(Document transcript data)
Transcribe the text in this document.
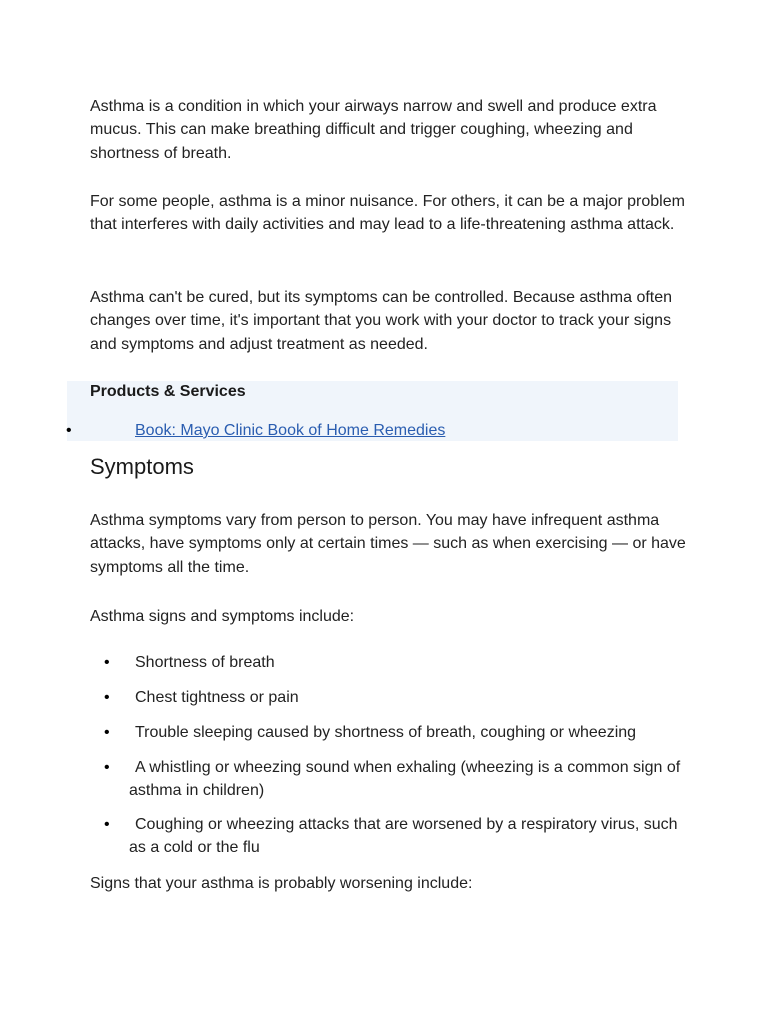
Asthma is a condition in which your airways narrow and swell and produce extra mucus. This can make breathing difficult and trigger coughing, wheezing and shortness of breath.

For some people, asthma is a minor nuisance. For others, it can be a major problem that interferes with daily activities and may lead to a life-threatening asthma attack.

Asthma can't be cured, but its symptoms can be controlled. Because asthma often changes over time, it's important that you work with your doctor to track your signs and symptoms and adjust treatment as needed.

Products & Services
•	Book: Mayo Clinic Book of Home Remedies
Symptoms

Asthma symptoms vary from person to person. You may have infrequent asthma attacks, have symptoms only at certain times — such as when exercising — or have symptoms all the time.

Asthma signs and symptoms include:

•	Shortness of breath
•	Chest tightness or pain
•	Trouble sleeping caused by shortness of breath, coughing or wheezing
•	A whistling or wheezing sound when exhaling (wheezing is a common sign of asthma in children)
•	Coughing or wheezing attacks that are worsened by a respiratory virus, such as a cold or the flu

Signs that your asthma is probably worsening include:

- [Exercise requirements]: Quote all the records verbatim, dropping any pictures from your copy.

- [Result for this exercise]:
Transcribe the text in this document.
Asthma is a condition in which your airways narrow and swell and produce extra mucus. This can make breathing difficult and trigger coughing, wheezing and shortness of breath.

For some people, asthma is a minor nuisance. For others, it can be a major problem that interferes with daily activities and may lead to a life-threatening asthma attack.

Asthma can't be cured, but its symptoms can be controlled. Because asthma often changes over time, it's important that you work with your doctor to track your signs and symptoms and adjust treatment as needed.

Products & Services
•	Book: Mayo Clinic Book of Home Remedies
Symptoms

Asthma symptoms vary from person to person. You may have infrequent asthma attacks, have symptoms only at certain times — such as when exercising — or have symptoms all the time.

Asthma signs and symptoms include:

•	Shortness of breath
•	Chest tightness or pain
•	Trouble sleeping caused by shortness of breath, coughing or wheezing
•	A whistling or wheezing sound when exhaling (wheezing is a common sign of asthma in children)
•	Coughing or wheezing attacks that are worsened by a respiratory virus, such as a cold or the flu

Signs that your asthma is probably worsening include:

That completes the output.